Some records
»»
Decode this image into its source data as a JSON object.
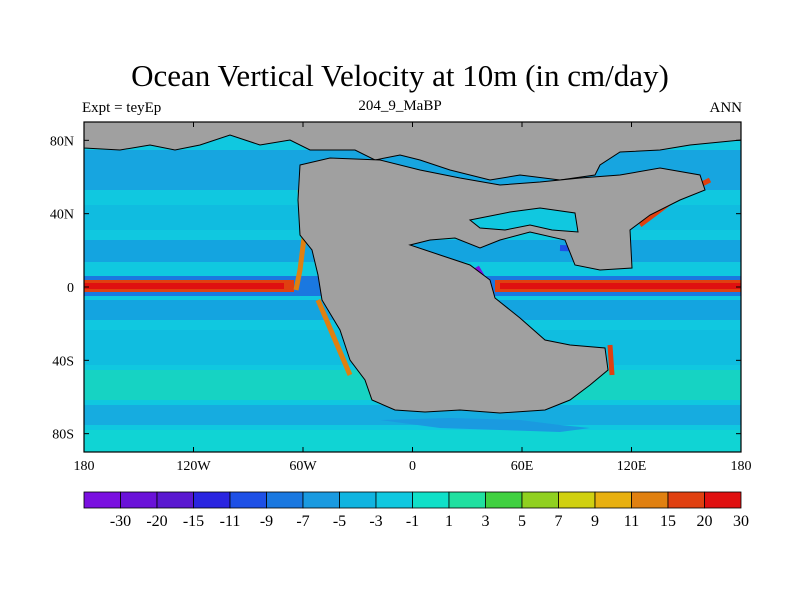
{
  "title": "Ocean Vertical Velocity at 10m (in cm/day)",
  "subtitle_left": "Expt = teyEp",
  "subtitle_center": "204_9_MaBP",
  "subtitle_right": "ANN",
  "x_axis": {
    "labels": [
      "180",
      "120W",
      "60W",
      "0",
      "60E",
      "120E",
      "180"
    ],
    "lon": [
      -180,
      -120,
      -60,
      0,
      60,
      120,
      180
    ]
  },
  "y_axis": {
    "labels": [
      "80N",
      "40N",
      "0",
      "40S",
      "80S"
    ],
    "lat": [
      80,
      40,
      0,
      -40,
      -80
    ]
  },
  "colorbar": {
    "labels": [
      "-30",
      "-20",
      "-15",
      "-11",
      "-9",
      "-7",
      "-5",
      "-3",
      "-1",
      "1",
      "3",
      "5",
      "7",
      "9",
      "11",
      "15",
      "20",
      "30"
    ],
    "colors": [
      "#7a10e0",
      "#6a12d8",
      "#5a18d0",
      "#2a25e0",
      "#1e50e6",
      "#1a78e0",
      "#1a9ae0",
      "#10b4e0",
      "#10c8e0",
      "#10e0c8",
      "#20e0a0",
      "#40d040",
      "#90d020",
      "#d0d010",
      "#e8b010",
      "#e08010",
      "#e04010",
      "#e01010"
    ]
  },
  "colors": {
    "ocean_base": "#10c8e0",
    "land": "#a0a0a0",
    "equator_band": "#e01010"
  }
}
««
• _JOB_
Working from the lines above, reproduce the material exactly and exclude its pictures.

• _SOLUTION TO THIS TASK_
Decode this image into its source data as a JSON object.
{
  "title": "Ocean Vertical Velocity at 10m (in cm/day)",
  "subtitle_left": "Expt = teyEp",
  "subtitle_center": "204_9_MaBP",
  "subtitle_right": "ANN",
  "x_axis": {
    "labels": [
      "180",
      "120W",
      "60W",
      "0",
      "60E",
      "120E",
      "180"
    ],
    "lon": [
      -180,
      -120,
      -60,
      0,
      60,
      120,
      180
    ]
  },
  "y_axis": {
    "labels": [
      "80N",
      "40N",
      "0",
      "40S",
      "80S"
    ],
    "lat": [
      80,
      40,
      0,
      -40,
      -80
    ]
  },
  "colorbar": {
    "labels": [
      "-30",
      "-20",
      "-15",
      "-11",
      "-9",
      "-7",
      "-5",
      "-3",
      "-1",
      "1",
      "3",
      "5",
      "7",
      "9",
      "11",
      "15",
      "20",
      "30"
    ],
    "colors": [
      "#7a10e0",
      "#6a12d8",
      "#5a18d0",
      "#2a25e0",
      "#1e50e6",
      "#1a78e0",
      "#1a9ae0",
      "#10b4e0",
      "#10c8e0",
      "#10e0c8",
      "#20e0a0",
      "#40d040",
      "#90d020",
      "#d0d010",
      "#e8b010",
      "#e08010",
      "#e04010",
      "#e01010"
    ]
  },
  "colors": {
    "ocean_base": "#10c8e0",
    "land": "#a0a0a0",
    "equator_band": "#e01010"
  }
}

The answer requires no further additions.